### Exercise details
Search the data below for "Ejemplos"; list each line that holds it.

### Dataset extract
* Start *
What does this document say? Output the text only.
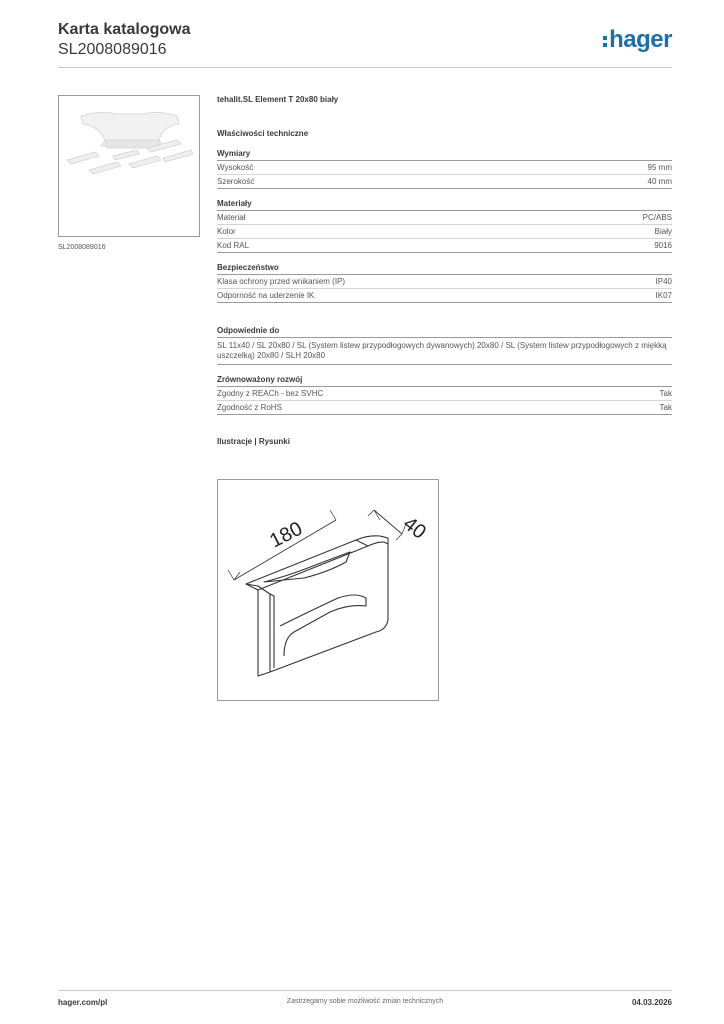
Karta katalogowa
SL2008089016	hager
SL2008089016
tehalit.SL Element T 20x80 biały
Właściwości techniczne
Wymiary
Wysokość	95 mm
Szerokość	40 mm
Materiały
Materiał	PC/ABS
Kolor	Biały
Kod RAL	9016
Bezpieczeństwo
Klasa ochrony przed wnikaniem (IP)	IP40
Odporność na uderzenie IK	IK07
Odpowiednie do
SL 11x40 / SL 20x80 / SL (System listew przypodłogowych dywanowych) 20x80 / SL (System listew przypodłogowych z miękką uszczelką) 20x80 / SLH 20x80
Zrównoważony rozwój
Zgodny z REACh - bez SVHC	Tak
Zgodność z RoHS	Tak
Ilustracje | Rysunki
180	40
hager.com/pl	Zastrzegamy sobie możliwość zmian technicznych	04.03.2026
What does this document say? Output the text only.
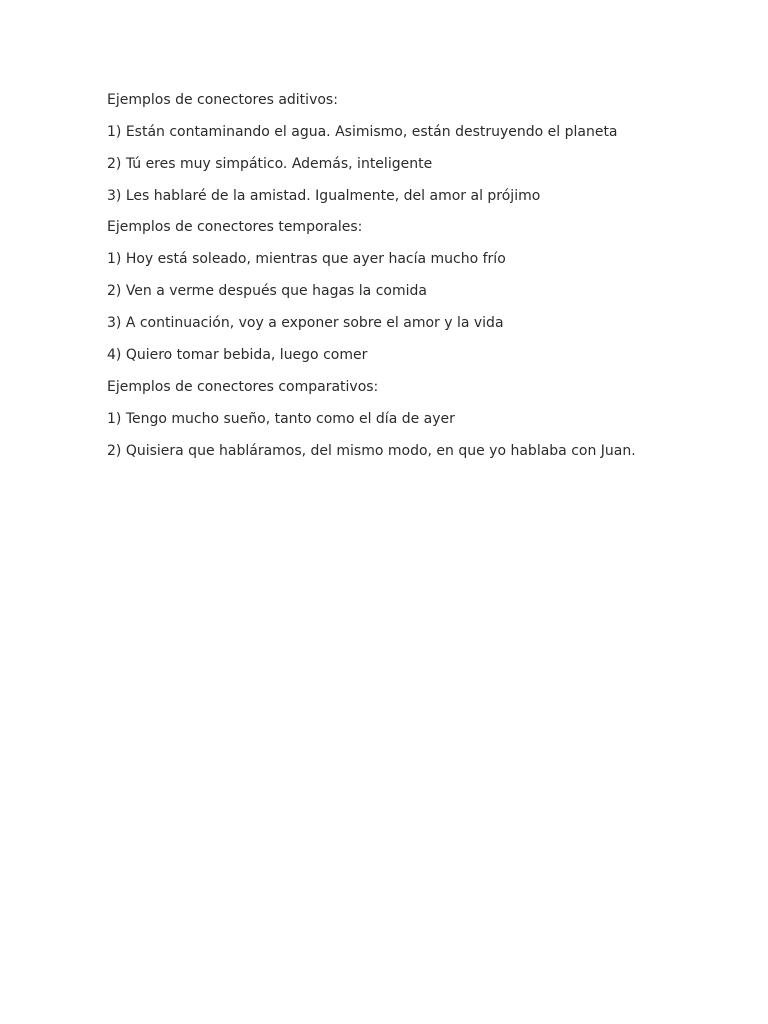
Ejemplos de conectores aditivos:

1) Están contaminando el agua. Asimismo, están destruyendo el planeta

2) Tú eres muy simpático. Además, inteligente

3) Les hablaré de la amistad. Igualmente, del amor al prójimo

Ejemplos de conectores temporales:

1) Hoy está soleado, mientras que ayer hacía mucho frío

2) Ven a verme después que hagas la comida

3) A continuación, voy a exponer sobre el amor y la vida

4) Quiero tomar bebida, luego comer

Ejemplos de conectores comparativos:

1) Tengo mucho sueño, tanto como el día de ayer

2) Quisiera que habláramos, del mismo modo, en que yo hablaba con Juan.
* End *
### Reply
Ejemplos de conectores aditivos:
Ejemplos de conectores temporales:
Ejemplos de conectores comparativos:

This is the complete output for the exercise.